- _Provided material_
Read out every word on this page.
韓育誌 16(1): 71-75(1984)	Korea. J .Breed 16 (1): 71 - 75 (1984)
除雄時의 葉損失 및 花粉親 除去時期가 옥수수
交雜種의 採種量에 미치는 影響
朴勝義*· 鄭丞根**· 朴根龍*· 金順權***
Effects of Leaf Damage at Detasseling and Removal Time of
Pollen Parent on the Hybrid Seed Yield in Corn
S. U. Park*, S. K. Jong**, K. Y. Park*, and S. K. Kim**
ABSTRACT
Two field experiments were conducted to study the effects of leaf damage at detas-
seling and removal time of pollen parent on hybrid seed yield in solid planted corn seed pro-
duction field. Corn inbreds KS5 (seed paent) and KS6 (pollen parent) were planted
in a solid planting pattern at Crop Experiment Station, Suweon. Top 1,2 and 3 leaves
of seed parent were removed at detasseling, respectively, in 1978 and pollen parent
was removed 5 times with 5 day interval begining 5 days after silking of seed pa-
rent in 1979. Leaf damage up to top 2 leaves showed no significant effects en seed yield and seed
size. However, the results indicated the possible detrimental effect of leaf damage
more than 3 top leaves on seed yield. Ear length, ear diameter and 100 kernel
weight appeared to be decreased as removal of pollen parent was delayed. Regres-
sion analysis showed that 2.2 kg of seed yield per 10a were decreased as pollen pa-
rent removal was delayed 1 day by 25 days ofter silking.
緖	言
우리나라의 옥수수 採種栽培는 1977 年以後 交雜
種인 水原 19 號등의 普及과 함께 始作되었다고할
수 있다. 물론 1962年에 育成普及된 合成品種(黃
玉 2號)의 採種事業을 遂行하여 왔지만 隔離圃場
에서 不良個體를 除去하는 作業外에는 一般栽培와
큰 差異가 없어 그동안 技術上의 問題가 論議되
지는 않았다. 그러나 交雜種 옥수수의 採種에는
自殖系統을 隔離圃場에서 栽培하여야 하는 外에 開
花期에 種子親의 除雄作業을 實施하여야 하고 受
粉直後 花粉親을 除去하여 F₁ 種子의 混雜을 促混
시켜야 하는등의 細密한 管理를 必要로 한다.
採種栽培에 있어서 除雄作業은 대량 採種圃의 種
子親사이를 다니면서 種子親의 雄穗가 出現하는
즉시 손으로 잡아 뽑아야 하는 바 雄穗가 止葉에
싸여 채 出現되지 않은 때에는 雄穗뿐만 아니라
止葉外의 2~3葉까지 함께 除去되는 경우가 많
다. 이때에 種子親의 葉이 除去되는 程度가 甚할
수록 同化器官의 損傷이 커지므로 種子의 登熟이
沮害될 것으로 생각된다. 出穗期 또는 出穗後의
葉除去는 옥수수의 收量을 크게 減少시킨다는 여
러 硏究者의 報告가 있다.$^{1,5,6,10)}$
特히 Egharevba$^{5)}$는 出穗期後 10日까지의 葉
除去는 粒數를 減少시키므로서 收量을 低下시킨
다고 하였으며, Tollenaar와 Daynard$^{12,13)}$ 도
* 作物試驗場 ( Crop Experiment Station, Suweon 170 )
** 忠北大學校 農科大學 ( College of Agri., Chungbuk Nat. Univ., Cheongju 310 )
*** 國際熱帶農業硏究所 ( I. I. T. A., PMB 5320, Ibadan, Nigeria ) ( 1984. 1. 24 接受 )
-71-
...
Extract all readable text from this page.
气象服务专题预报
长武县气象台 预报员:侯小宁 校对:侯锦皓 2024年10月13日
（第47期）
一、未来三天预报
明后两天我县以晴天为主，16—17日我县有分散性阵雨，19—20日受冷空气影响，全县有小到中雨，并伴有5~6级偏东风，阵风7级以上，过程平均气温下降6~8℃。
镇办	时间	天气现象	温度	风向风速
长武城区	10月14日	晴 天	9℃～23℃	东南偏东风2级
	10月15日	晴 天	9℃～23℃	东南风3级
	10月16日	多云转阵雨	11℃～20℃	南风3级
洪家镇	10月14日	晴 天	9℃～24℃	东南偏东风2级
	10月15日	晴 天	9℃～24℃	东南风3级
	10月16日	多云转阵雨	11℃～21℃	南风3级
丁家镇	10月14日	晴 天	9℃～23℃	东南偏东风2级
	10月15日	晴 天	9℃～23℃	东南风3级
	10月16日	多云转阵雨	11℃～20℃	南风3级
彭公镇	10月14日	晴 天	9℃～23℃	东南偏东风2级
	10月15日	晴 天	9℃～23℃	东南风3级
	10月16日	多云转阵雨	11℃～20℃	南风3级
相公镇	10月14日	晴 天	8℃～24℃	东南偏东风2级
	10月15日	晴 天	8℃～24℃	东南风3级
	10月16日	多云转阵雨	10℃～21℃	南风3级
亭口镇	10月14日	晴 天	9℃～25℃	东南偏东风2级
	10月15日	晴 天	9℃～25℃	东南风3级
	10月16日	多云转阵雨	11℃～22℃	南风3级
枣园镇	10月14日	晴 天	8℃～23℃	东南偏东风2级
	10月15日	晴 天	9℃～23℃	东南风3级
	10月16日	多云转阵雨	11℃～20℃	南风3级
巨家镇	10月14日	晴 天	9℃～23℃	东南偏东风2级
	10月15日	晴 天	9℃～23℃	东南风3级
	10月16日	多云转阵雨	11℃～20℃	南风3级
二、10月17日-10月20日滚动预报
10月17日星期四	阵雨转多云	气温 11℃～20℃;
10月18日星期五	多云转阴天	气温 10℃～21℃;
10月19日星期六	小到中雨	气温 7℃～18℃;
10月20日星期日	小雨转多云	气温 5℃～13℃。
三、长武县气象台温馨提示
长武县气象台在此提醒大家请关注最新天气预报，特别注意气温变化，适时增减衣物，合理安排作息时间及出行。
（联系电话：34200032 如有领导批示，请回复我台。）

- _The exercise_
Copy every line from the records above that contains the word "Station".

- _Task solution_
in a solid planting pattern at Crop Experiment Station, Suweon. Top 1,2 and 3 leaves
* 作物試驗場 ( Crop Experiment Station, Suweon 170 )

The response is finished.